Quesito 1: Indica se le affermazioni (a), (b) e (c) concordano con il testo sull'indice della salute riportato sotto, rispondendo sì o no e citando esattamente le parole del testo che lo stabiliscono. (a) Bolzano è la provincia più sana d'Italia. (b) Pescara occupa l'ultimo posto della classifica. (c) Milano è tra le grandi città presenti nei primi dieci posti della classifica finale.
Quesito 2: Trasforma in elenco puntato il paragrafo del testo sull'indice della salute che comincia con "Incrociando i dati relativi", conservandone i fatti principali.

Estratto del documento:

-----

Lecco, 20 maggio.  Il Sole 24 Ore ha pubblicato “L’indice della salute”, una serie di classifiche nelle quali le province italiane vengono analizzate in base agli indicatori che meglio rappresentato l’ampio concetto di salute.

Incrociando i dati relativi all’incidenza delle malattie sul territorio, la possibilità di curarle attraverso i farmaci, l’accesso alle cure, la disponibilità di personale specializzato che copra dalle fasce infantili a quelle più adulte e la necessità di spostarsi altrove per curarsi, Bolzano risulta la provincia più sana d’Italia, seguita da Pescara, Nuoro e Sassari.

Fanalini di coda Rovigo, Alessandria e Rieti, mentre Milano, Cagliari e Firenze sono le uniche grandi città nei primi dieci posti della classifica finale.

-----

Dati forniti:
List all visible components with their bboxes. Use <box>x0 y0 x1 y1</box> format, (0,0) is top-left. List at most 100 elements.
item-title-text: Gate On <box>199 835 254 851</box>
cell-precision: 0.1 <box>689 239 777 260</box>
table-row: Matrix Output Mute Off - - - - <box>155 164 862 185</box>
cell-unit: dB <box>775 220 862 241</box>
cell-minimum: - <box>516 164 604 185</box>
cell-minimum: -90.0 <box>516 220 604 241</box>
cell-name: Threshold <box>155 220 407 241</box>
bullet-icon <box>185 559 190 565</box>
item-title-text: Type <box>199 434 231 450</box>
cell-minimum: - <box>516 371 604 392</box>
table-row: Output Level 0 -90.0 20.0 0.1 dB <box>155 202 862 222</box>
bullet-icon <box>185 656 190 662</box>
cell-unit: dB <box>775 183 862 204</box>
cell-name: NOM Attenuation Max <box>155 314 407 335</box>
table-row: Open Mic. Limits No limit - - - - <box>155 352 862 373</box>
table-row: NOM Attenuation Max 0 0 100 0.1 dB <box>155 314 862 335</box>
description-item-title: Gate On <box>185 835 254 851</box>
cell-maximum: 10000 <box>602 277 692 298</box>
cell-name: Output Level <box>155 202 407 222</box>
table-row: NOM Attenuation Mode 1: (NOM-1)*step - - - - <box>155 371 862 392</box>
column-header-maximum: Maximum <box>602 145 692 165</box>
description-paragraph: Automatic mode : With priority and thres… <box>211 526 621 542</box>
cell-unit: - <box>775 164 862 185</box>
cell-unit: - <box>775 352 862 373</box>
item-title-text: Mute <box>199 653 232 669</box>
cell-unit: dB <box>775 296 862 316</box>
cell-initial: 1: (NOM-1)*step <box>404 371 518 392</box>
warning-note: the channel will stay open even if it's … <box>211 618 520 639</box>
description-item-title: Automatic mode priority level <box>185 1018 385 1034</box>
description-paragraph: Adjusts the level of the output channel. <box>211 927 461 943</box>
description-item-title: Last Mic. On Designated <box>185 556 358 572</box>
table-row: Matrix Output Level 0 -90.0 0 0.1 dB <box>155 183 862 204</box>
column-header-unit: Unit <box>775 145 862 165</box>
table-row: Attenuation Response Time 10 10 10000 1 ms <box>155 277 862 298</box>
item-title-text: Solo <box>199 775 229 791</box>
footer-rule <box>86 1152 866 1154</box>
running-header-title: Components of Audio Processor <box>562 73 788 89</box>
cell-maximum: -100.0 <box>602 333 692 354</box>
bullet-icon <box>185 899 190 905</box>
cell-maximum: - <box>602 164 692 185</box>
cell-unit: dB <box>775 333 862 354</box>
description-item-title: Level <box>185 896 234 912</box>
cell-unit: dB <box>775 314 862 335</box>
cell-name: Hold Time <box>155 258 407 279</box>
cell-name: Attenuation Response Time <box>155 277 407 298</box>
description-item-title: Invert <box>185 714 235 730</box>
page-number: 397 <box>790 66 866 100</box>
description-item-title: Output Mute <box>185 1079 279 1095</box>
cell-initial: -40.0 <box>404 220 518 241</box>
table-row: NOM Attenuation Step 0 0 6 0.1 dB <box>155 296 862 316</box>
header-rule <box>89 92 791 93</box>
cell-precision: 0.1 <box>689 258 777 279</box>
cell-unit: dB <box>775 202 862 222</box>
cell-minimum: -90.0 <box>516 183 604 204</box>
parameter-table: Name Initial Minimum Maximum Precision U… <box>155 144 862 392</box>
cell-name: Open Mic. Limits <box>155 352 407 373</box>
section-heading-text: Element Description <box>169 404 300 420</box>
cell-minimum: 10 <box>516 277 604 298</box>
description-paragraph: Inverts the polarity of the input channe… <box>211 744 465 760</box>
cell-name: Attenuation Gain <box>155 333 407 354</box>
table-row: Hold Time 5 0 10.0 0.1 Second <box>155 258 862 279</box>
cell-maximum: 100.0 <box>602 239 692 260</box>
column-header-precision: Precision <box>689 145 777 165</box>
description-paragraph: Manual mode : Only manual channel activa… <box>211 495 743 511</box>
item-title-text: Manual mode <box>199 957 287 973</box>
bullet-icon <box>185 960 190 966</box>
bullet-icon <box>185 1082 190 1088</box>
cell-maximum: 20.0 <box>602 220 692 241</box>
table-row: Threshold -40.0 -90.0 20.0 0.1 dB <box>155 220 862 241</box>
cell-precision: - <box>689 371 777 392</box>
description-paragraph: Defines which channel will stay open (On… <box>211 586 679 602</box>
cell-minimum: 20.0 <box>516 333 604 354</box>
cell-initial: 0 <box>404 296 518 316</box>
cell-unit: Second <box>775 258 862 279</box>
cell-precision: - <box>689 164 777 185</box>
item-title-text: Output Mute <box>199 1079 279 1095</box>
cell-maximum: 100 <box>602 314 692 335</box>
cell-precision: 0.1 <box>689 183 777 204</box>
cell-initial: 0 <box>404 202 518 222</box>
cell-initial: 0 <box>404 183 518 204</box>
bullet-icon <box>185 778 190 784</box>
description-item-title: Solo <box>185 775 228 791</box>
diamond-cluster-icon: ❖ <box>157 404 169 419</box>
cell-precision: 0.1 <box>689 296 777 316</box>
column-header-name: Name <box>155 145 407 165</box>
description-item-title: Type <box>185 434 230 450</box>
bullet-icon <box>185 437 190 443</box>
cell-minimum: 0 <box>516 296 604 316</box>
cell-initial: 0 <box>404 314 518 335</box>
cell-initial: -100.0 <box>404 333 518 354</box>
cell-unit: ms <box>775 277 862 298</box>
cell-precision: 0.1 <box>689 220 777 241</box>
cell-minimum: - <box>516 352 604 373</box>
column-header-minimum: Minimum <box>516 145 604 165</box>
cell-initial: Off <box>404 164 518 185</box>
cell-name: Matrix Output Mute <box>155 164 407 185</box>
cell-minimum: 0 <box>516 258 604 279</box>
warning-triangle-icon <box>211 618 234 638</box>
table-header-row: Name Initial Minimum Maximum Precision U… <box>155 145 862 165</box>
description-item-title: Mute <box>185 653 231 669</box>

-----

Risposta 1:
(a) Sì: "Bolzano risulta la provincia più sana d’Italia".
(b) No: "Fanalini di coda Rovigo, Alessandria e Rieti".
(c) Sì: "Milano, Cagliari e Firenze sono le uniche grandi città nei primi dieci posti della classifica finale".

Risposta 2:
- Dati incrociati:
  - incidenza delle malattie sul territorio
  - possibilità di curarle con i farmaci
  - accesso alle cure
  - disponibilità di personale specializzato, dalle fasce infantili a quelle più adulte
  - necessità di spostarsi altrove per curarsi
- Risultato: Bolzano è la provincia più sana d'Italia, seguita da Pescara, Nuoro e Sassari.